TASK TO COMPLETE –
Copy, in full, each line of the material that holds the word "сравнивать".
◆ ◆ ◆
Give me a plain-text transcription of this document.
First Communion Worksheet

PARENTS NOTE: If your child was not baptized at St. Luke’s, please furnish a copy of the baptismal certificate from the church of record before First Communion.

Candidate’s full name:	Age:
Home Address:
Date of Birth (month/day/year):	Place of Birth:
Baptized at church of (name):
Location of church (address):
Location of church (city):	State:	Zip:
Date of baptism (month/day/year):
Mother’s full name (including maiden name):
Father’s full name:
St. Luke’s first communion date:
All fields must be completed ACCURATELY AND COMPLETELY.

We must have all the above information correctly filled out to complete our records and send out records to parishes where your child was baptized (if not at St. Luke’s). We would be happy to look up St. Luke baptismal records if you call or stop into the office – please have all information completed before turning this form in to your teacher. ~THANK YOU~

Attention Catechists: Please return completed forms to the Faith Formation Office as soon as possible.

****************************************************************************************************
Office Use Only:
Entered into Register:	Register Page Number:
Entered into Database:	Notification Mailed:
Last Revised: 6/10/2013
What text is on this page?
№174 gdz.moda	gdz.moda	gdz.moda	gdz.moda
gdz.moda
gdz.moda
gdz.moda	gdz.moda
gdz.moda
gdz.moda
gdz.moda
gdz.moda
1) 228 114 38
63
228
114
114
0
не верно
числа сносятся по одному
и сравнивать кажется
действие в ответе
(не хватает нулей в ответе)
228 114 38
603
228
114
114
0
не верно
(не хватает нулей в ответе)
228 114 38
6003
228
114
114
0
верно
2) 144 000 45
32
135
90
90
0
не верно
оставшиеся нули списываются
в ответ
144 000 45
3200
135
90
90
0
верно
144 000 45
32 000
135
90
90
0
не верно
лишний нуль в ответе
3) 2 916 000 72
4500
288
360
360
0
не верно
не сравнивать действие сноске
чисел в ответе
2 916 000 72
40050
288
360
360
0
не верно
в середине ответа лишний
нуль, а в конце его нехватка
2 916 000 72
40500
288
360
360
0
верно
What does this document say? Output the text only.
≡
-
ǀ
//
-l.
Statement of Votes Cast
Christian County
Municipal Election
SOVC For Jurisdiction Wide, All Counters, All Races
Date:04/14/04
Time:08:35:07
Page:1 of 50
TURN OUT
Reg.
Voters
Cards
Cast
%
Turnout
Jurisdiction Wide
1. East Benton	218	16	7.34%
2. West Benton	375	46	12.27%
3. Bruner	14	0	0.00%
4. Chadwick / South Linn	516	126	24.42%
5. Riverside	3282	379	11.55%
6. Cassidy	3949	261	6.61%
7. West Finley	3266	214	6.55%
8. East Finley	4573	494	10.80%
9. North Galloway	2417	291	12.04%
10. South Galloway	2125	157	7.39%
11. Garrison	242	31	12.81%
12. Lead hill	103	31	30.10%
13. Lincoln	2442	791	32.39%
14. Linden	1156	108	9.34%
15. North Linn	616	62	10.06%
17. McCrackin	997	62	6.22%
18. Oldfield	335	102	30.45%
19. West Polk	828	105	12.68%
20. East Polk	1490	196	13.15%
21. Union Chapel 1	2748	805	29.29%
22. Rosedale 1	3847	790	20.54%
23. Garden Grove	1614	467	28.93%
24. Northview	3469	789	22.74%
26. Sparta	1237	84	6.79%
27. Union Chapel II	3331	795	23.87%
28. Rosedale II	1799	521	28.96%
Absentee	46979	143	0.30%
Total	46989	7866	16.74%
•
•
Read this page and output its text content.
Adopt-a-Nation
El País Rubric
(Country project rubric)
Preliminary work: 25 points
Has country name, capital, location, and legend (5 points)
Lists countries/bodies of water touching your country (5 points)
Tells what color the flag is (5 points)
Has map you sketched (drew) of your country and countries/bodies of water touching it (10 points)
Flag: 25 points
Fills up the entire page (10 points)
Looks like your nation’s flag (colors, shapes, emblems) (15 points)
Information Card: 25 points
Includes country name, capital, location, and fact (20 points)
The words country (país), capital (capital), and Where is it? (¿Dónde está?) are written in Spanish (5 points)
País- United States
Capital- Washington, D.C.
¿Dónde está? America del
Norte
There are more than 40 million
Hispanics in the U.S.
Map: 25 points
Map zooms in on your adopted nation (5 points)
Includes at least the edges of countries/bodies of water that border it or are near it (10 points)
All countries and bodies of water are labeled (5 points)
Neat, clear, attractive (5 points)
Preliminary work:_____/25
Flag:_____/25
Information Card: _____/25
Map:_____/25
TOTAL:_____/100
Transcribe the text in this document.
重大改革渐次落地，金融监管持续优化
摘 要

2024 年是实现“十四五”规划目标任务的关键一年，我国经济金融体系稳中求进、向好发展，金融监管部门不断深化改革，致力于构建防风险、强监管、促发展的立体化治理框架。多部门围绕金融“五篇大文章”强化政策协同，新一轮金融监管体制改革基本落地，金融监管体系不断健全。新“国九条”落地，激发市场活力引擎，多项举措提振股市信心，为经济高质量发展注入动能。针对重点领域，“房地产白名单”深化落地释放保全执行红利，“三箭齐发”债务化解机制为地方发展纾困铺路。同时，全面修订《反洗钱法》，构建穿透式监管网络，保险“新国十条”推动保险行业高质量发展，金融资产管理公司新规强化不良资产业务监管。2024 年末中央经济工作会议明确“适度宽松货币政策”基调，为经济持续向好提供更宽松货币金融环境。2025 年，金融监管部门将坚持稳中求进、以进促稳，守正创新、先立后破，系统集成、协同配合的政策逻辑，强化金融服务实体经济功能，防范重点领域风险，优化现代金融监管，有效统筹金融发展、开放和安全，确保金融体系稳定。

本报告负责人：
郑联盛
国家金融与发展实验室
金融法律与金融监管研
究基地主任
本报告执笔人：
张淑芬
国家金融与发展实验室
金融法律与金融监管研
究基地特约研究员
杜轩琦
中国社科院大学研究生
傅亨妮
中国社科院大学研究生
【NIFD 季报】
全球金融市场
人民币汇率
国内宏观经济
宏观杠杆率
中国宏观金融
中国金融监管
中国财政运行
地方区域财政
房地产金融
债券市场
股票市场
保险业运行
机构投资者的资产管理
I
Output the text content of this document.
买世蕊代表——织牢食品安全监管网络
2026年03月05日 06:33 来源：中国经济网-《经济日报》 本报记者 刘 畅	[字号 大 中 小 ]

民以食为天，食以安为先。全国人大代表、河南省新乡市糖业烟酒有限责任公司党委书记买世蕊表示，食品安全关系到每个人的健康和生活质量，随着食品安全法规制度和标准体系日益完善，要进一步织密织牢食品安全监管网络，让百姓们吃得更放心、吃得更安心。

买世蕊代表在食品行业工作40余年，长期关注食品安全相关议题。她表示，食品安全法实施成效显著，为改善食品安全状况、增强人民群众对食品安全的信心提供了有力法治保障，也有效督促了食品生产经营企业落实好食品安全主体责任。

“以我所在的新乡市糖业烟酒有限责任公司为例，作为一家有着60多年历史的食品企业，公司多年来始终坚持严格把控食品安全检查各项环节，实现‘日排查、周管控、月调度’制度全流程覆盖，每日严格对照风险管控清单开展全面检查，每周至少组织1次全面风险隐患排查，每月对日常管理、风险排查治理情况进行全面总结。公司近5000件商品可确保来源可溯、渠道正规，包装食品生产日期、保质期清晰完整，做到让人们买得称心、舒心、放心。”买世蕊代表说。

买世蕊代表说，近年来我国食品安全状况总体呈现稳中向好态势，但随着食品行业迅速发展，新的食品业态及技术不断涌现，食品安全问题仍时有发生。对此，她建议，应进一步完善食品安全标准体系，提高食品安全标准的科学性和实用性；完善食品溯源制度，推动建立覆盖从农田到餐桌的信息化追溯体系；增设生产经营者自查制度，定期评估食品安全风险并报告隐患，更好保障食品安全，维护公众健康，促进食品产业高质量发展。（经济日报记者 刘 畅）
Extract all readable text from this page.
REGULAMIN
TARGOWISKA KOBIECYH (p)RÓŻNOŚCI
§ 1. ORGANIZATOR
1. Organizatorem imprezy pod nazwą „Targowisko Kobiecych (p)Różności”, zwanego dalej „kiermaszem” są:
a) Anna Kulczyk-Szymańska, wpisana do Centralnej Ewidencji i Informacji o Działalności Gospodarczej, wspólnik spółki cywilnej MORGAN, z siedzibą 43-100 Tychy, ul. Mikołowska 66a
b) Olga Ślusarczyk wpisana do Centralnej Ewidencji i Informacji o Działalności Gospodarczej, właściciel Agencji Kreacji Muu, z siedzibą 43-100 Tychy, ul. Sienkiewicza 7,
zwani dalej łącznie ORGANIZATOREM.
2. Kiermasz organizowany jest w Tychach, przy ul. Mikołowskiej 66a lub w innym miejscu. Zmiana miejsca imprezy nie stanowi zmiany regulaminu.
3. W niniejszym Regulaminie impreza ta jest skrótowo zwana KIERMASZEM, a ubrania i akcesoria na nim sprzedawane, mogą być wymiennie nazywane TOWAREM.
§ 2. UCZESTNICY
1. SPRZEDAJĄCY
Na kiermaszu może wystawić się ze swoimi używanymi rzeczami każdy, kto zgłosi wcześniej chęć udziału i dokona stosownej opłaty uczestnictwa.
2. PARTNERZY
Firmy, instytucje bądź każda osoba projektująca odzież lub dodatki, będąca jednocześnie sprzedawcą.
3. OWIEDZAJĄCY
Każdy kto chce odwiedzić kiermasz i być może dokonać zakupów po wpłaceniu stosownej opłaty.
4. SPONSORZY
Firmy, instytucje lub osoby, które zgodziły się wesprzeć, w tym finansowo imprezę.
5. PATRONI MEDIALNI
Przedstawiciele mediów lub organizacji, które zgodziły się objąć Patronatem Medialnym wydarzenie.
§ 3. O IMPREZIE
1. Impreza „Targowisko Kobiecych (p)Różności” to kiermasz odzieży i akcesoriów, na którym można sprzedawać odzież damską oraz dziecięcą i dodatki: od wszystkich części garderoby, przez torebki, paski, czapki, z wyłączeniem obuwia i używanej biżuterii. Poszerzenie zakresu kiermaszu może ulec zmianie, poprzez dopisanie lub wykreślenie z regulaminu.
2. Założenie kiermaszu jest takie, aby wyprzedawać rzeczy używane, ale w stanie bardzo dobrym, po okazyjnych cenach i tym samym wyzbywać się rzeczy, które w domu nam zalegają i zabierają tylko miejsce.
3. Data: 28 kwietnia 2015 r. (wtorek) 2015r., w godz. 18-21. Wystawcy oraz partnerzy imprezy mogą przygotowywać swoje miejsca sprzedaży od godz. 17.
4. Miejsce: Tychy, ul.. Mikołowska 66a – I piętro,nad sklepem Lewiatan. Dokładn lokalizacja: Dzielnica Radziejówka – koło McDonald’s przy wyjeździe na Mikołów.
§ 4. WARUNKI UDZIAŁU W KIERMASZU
◆ ◆ ◆
REPLY TO THE EXERCISE –
и сравнивать кажется
не сравнивать действие сноске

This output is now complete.